→ **WHAT YOU ARE ASKED TO DO**: Give back every line exactly as it appears, pictures excluded.

→ **RAW RECORDS**:
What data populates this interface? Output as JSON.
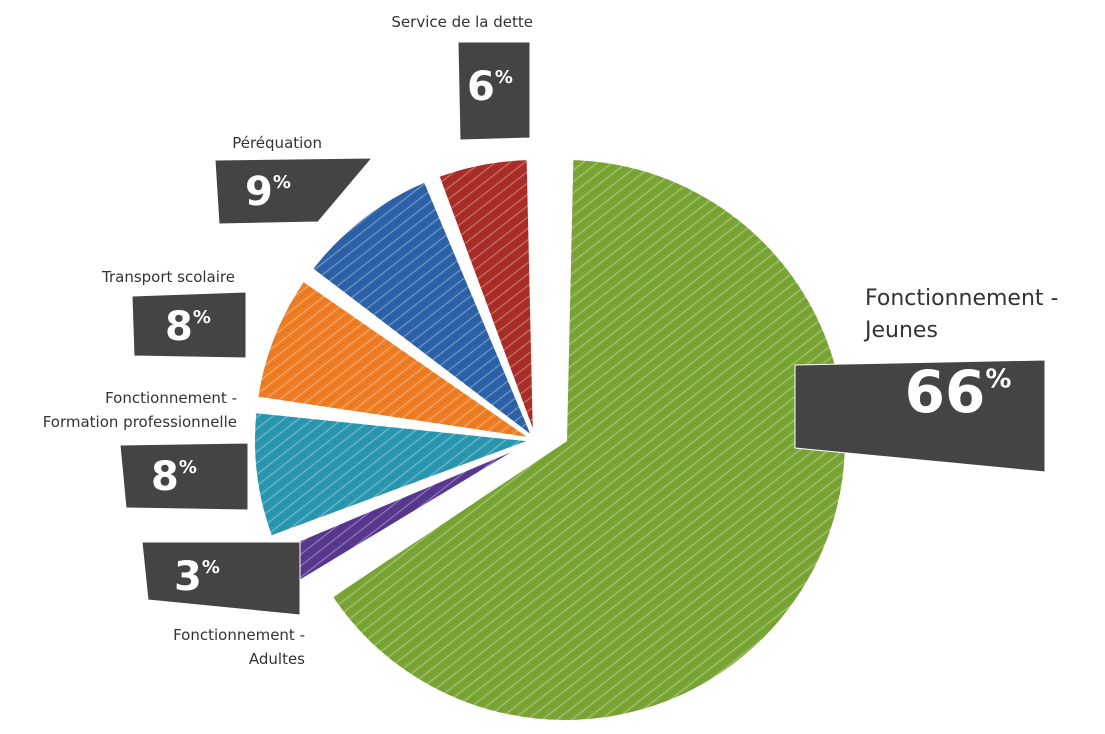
{
  "chart_data": {
    "type": "pie",
    "title": "",
    "categories": [
      "Fonctionnement - Jeunes",
      "Fonctionnement - Adultes",
      "Fonctionnement - Formation professionnelle",
      "Transport scolaire",
      "Péréquation",
      "Service de la dette"
    ],
    "values": [
      66,
      3,
      8,
      8,
      9,
      6
    ],
    "value_labels": [
      "66",
      "3",
      "8",
      "8",
      "9",
      "6"
    ],
    "unit": "%",
    "colors": [
      "#7aa534",
      "#57388f",
      "#2a97b0",
      "#ee7d23",
      "#2c62a8",
      "#aa2e27"
    ],
    "label_lines": [
      [
        "Fonctionnement -",
        "Jeunes"
      ],
      [
        "Fonctionnement -",
        "Adultes"
      ],
      [
        "Fonctionnement -",
        "Formation professionnelle"
      ],
      [
        "Transport scolaire"
      ],
      [
        "Péréquation"
      ],
      [
        "Service de la dette"
      ]
    ],
    "label_box_color": "#444444"
  }
}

→ **FULL OUTPUT**:
What data populates this interface? Output as JSON.
{
  "chart_data": {
    "type": "pie",
    "title": "",
    "categories": [
      "Fonctionnement - Jeunes",
      "Fonctionnement - Adultes",
      "Fonctionnement - Formation professionnelle",
      "Transport scolaire",
      "Péréquation",
      "Service de la dette"
    ],
    "values": [
      66,
      3,
      8,
      8,
      9,
      6
    ],
    "value_labels": [
      "66",
      "3",
      "8",
      "8",
      "9",
      "6"
    ],
    "unit": "%",
    "colors": [
      "#7aa534",
      "#57388f",
      "#2a97b0",
      "#ee7d23",
      "#2c62a8",
      "#aa2e27"
    ],
    "label_lines": [
      [
        "Fonctionnement -",
        "Jeunes"
      ],
      [
        "Fonctionnement -",
        "Adultes"
      ],
      [
        "Fonctionnement -",
        "Formation professionnelle"
      ],
      [
        "Transport scolaire"
      ],
      [
        "Péréquation"
      ],
      [
        "Service de la dette"
      ]
    ],
    "label_box_color": "#444444"
  }
}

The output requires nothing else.